Data for review:
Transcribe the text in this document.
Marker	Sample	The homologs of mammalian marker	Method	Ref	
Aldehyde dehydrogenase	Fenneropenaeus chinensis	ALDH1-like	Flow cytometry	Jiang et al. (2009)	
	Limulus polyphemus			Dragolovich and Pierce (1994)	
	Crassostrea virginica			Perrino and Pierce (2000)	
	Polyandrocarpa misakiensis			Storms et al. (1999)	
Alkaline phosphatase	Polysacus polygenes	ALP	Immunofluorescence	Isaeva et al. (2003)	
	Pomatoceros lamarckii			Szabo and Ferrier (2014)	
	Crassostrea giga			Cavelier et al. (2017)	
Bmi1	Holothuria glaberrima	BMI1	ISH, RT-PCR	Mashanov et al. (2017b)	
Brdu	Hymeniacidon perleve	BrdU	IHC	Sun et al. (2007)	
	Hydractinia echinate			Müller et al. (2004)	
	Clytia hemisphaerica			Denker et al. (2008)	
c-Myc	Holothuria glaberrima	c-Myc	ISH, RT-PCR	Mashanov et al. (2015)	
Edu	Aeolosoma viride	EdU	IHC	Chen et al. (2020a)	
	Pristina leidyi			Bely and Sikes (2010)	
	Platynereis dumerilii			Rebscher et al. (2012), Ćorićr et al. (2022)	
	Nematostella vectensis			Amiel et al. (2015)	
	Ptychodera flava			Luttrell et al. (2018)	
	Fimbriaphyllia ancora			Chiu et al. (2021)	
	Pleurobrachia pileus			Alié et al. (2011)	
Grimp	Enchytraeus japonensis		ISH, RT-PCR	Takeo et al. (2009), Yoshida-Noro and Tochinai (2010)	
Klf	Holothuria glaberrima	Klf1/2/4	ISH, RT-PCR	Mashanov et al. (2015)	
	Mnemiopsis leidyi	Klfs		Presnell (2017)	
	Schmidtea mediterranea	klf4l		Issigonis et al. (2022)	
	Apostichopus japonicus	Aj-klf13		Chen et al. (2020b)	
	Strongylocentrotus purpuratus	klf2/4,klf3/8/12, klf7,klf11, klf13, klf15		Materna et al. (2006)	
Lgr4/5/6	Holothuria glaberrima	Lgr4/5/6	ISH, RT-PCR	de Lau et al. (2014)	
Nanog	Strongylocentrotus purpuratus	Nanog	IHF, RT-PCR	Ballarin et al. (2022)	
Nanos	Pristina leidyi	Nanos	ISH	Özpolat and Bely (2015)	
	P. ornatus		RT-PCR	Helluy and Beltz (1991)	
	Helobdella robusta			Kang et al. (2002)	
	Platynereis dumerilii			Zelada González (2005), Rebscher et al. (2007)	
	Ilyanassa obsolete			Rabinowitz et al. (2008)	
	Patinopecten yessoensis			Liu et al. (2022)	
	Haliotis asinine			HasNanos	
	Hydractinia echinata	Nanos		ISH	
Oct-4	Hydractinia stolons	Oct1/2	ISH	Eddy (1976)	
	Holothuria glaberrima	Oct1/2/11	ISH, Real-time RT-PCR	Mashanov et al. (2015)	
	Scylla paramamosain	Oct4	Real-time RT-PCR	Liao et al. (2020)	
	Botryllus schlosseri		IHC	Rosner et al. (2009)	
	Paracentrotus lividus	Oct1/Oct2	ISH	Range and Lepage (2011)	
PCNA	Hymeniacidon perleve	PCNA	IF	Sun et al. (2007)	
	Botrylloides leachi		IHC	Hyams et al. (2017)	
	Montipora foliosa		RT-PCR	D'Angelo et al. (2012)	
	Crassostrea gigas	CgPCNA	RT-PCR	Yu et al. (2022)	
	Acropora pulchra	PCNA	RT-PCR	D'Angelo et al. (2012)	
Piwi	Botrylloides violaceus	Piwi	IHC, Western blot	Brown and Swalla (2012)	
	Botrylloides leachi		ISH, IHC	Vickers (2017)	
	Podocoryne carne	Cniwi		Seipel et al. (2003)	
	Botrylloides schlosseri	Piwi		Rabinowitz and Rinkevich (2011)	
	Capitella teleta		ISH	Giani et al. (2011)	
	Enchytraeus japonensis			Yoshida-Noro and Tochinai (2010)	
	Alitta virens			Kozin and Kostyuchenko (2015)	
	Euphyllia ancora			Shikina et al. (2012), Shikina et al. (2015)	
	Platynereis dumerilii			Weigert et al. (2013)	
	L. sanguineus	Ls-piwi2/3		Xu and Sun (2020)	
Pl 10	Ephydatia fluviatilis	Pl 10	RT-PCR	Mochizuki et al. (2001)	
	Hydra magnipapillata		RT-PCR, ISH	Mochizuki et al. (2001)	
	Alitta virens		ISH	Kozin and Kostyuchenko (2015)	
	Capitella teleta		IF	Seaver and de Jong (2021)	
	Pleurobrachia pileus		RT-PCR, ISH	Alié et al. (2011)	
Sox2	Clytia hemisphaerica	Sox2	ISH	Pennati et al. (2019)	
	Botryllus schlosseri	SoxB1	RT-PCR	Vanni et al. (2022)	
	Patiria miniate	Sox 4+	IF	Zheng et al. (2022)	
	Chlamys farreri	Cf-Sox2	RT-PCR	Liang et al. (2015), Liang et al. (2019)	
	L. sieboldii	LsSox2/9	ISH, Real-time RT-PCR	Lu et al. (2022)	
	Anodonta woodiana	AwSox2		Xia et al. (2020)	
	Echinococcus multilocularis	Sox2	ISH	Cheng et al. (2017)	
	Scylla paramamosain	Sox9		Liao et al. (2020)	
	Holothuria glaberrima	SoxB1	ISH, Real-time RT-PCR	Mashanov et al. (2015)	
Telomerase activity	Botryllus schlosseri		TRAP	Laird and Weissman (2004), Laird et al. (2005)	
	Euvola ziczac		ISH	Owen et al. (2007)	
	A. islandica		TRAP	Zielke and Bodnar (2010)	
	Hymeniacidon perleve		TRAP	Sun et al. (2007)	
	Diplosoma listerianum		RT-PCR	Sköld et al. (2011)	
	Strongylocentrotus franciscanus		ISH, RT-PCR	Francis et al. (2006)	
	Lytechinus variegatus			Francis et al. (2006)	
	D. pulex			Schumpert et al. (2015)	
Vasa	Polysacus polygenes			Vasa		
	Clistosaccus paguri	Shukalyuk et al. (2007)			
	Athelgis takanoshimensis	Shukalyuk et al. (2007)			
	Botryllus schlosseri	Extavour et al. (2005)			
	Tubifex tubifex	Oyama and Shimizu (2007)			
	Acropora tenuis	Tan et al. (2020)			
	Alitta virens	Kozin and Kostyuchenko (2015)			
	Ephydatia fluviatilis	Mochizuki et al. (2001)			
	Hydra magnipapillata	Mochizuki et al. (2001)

Task to complete: Filter the records above down to the lines that hold the string "virens".

Solution for this exercise:
	Alitta virens			Kozin and Kostyuchenko (2015)	
	Alitta virens		ISH	Kozin and Kostyuchenko (2015)	
	Alitta virens	Kozin and Kostyuchenko (2015)			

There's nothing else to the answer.